____ Provided material

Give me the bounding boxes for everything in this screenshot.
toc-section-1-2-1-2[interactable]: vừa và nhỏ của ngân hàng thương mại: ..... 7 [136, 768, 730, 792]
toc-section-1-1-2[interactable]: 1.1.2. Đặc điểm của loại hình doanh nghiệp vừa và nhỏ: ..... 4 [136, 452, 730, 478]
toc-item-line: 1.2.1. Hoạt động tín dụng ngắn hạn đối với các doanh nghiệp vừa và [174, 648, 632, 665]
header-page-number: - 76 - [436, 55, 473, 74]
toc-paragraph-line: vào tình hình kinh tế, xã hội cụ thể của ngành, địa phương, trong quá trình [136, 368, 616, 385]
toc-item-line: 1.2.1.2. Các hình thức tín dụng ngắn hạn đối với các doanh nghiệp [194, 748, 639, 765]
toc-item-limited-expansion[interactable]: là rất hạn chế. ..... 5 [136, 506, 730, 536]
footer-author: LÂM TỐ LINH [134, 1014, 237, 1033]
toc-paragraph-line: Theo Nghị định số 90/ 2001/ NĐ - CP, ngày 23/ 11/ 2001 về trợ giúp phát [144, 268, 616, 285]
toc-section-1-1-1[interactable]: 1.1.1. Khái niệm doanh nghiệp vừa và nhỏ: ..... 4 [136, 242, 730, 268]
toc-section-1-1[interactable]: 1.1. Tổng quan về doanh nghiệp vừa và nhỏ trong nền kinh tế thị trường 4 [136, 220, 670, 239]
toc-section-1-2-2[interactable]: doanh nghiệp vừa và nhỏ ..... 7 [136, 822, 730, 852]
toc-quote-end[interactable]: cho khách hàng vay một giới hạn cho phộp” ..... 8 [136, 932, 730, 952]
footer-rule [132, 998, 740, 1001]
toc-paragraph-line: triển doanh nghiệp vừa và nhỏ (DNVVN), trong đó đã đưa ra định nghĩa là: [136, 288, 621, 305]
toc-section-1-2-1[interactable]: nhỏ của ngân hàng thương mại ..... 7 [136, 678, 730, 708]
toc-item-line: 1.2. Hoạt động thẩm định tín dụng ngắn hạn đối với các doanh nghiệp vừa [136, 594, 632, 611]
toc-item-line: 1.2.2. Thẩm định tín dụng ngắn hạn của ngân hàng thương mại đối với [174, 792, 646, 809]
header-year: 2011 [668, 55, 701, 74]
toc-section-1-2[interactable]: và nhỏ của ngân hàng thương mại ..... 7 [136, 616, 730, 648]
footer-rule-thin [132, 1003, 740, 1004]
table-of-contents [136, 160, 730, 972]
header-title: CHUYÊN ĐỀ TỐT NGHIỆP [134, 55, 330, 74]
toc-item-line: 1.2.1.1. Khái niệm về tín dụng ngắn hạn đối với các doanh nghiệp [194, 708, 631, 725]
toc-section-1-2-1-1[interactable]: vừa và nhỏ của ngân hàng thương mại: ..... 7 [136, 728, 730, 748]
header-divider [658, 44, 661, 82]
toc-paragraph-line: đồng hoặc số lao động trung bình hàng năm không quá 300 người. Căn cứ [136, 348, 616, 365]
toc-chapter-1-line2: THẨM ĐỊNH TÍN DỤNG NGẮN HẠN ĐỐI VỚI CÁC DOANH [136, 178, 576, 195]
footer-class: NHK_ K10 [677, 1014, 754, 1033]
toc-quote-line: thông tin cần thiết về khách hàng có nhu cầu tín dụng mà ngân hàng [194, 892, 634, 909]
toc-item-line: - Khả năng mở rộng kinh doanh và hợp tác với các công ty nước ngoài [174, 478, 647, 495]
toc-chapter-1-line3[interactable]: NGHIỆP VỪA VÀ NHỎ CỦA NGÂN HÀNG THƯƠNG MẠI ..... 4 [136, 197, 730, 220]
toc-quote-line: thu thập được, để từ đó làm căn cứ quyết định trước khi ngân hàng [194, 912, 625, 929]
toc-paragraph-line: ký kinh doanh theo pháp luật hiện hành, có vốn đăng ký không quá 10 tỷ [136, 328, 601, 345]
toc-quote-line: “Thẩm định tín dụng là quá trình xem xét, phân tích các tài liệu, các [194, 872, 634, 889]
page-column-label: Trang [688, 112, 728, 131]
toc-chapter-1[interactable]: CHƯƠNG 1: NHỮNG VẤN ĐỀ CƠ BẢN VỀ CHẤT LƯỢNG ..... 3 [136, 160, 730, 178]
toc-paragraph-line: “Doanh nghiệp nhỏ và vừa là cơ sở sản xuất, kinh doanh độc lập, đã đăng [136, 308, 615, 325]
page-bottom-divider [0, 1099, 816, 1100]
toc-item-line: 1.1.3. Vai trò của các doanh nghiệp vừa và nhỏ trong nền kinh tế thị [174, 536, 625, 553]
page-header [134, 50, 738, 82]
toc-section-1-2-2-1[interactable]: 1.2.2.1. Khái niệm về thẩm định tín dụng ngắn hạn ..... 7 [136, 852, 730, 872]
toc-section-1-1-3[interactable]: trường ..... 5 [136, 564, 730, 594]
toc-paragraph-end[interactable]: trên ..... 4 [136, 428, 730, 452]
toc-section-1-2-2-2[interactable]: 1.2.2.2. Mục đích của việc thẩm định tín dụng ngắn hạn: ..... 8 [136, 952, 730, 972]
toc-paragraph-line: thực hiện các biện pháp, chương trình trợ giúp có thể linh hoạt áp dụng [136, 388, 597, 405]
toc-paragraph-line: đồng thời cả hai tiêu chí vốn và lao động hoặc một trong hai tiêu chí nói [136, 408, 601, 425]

________
____ Provided material

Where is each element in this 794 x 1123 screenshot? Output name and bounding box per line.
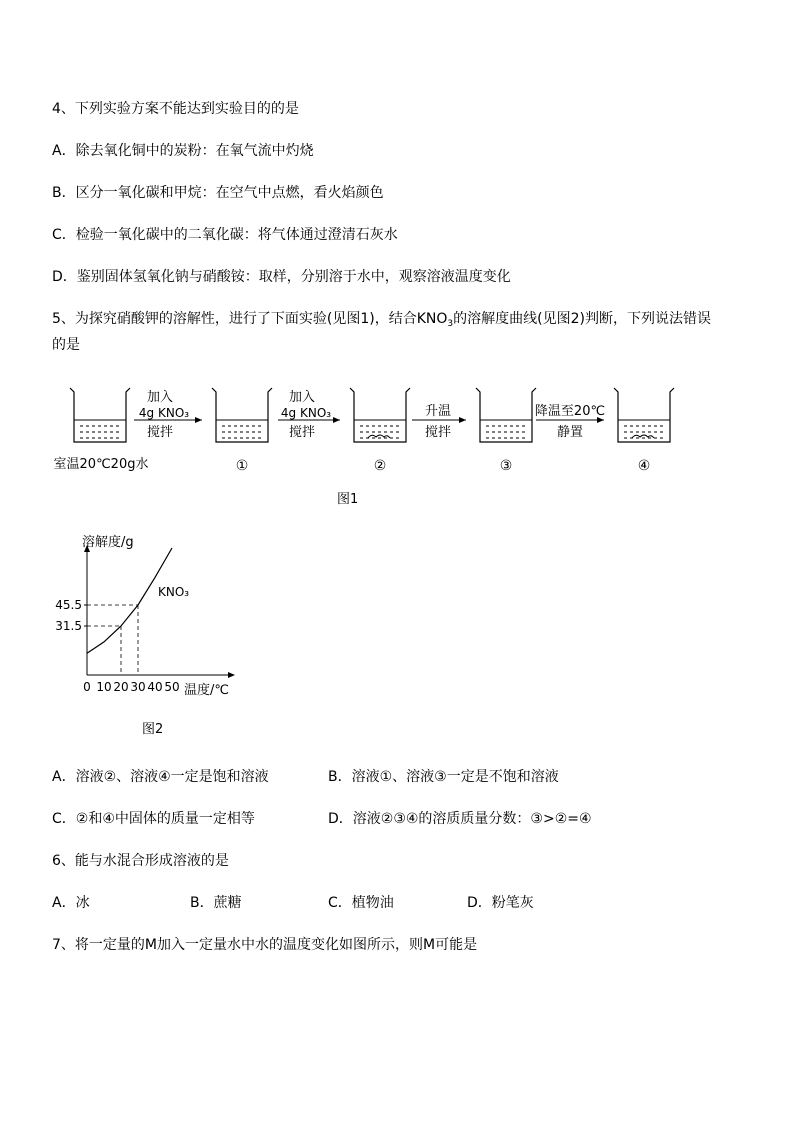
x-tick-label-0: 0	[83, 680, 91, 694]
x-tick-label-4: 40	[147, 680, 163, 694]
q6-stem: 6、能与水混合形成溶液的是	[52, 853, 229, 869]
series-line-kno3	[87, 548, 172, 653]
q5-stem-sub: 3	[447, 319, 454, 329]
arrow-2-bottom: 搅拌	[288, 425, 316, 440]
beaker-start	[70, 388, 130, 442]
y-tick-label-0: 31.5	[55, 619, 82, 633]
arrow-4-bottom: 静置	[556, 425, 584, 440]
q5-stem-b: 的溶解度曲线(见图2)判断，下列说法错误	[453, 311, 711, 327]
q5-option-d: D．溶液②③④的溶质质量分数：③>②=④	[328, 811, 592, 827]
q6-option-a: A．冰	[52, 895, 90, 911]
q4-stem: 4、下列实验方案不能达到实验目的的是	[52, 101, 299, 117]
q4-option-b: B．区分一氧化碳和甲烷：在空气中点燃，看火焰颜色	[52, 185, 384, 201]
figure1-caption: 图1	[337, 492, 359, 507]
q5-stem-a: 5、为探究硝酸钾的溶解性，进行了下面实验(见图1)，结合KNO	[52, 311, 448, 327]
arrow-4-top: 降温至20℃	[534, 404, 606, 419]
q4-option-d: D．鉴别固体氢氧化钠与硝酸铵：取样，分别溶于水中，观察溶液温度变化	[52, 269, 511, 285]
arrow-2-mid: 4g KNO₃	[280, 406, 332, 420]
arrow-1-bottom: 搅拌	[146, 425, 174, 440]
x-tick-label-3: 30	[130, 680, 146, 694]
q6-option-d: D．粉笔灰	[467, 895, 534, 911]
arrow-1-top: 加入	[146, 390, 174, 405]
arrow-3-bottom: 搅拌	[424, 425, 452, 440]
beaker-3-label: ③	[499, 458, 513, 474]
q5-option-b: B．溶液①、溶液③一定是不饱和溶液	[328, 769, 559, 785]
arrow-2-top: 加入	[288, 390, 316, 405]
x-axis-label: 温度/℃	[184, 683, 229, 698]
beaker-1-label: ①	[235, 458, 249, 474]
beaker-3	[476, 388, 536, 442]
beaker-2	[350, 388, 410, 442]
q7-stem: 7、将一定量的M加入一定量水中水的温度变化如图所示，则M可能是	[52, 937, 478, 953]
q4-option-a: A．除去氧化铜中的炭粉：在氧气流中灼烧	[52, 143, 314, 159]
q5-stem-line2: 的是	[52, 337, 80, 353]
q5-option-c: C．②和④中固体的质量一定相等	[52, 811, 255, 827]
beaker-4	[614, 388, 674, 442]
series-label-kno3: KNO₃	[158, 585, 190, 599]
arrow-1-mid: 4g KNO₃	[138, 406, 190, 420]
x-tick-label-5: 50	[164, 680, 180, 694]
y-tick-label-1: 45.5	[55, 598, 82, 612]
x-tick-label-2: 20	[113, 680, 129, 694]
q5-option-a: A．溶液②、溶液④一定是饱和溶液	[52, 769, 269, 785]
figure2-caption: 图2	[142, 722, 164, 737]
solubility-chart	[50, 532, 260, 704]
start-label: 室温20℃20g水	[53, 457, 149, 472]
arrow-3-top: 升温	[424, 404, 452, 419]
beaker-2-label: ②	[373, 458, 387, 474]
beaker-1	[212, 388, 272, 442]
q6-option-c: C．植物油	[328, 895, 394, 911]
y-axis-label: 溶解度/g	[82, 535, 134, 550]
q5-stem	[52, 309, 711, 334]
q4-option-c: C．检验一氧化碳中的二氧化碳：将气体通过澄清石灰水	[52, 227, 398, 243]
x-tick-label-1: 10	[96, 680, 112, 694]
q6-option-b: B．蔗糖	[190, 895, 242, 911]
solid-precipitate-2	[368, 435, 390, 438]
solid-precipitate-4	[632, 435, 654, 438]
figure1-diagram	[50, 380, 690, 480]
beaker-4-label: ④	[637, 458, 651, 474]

________

**Work required**
Reproduce verbatim the item lines running from the line with "Give me the" to the line with "header-page-number: - 76 - [436, 55, 473, 74]", both included.

**Problem solution**
Give me the bounding boxes for everything in this screenshot.
toc-section-1-2-1-2[interactable]: vừa và nhỏ của ngân hàng thương mại: ..... 7 [136, 768, 730, 792]
toc-section-1-1-2[interactable]: 1.1.2. Đặc điểm của loại hình doanh nghiệp vừa và nhỏ: ..... 4 [136, 452, 730, 478]
toc-item-line: 1.2.1. Hoạt động tín dụng ngắn hạn đối với các doanh nghiệp vừa và [174, 648, 632, 665]
header-page-number: - 76 - [436, 55, 473, 74]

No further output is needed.